**Brief**
Copy out the entries in full and with complete accuracy; pictures are excluded.

»»

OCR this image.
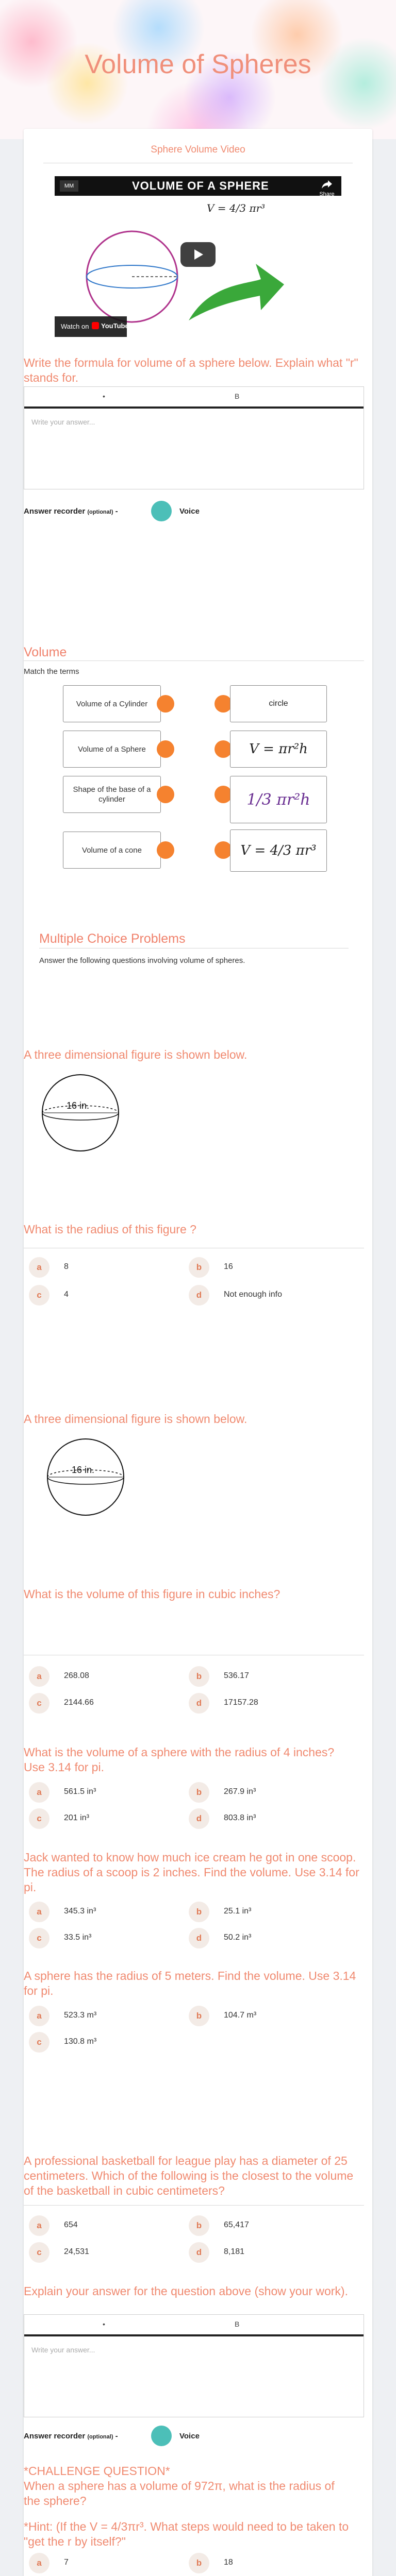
Volume of Spheres
Sphere Volume Video
MM	VOLUME OF A SPHERE
V = 4/3 πr³
Share
Watch on YouTube
Write the formula for volume of a sphere below. Explain what "r" stands for.
•	B
Write your answer...
Answer recorder (optional) -	Voice
Volume
Match the terms
Volume of a Cylinder	circle
Volume of a Sphere	V = πr²h
Shape of the base of a cylinder	1/3 πr²h
Volume of a cone	V = 4/3 πr³
Multiple Choice Problems
Answer the following questions involving volume of spheres.
A three dimensional figure is shown below.
16 in.
What is the radius of this figure ?
a	8	b	16
c	4	d	Not enough info
A three dimensional figure is shown below.
16 in.
What is the volume of this figure in cubic inches?
a	268.08	b	536.17
c	2144.66	d	17157.28
What is the volume of a sphere with the radius of 4 inches? Use 3.14 for pi.
a	561.5 in³	b	267.9 in³
c	201 in³	d	803.8 in³
Jack wanted to know how much ice cream he got in one scoop. The radius of a scoop is 2 inches. Find the volume. Use 3.14 for pi.
a	345.3 in³	b	25.1 in³
c	33.5 in³	d	50.2 in³
A sphere has the radius of 5 meters. Find the volume. Use 3.14 for pi.
a	523.3 m³	b	104.7 m³
c	130.8 m³
A professional basketball for league play has a diameter of 25 centimeters. Which of the following is the closest to the volume of the basketball in cubic centimeters?
a	654	b	65,417
c	24,531	d	8,181
Explain your answer for the question above (show your work).
•	B
Write your answer...
Answer recorder (optional) -	Voice
*CHALLENGE QUESTION*
When a sphere has a volume of 972π, what is the radius of the sphere?
*Hint: (If the V = 4/3πr³. What steps would need to be taken to "get the r by itself?"
a	7	b	18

««

**Written response**
OCR this image.
Volume of Spheres
Sphere Volume Video
MM	VOLUME OF A SPHERE
V = 4/3 πr³
Share
Watch on YouTube
Write the formula for volume of a sphere below. Explain what "r" stands for.
•	B
Write your answer...
Answer recorder (optional) -	Voice
Volume
Match the terms
Volume of a Cylinder	circle
Volume of a Sphere	V = πr²h
Shape of the base of a cylinder	1/3 πr²h
Volume of a cone	V = 4/3 πr³
Multiple Choice Problems
Answer the following questions involving volume of spheres.
A three dimensional figure is shown below.
16 in.
What is the radius of this figure ?
a	8	b	16
c	4	d	Not enough info
A three dimensional figure is shown below.
16 in.
What is the volume of this figure in cubic inches?
a	268.08	b	536.17
c	2144.66	d	17157.28
What is the volume of a sphere with the radius of 4 inches? Use 3.14 for pi.
a	561.5 in³	b	267.9 in³
c	201 in³	d	803.8 in³
Jack wanted to know how much ice cream he got in one scoop. The radius of a scoop is 2 inches. Find the volume. Use 3.14 for pi.
a	345.3 in³	b	25.1 in³
c	33.5 in³	d	50.2 in³
A sphere has the radius of 5 meters. Find the volume. Use 3.14 for pi.
a	523.3 m³	b	104.7 m³
c	130.8 m³
A professional basketball for league play has a diameter of 25 centimeters. Which of the following is the closest to the volume of the basketball in cubic centimeters?
a	654	b	65,417
c	24,531	d	8,181
Explain your answer for the question above (show your work).
•	B
Write your answer...
Answer recorder (optional) -	Voice
*CHALLENGE QUESTION*
When a sphere has a volume of 972π, what is the radius of the sphere?
*Hint: (If the V = 4/3πr³. What steps would need to be taken to "get the r by itself?"
a	7	b	18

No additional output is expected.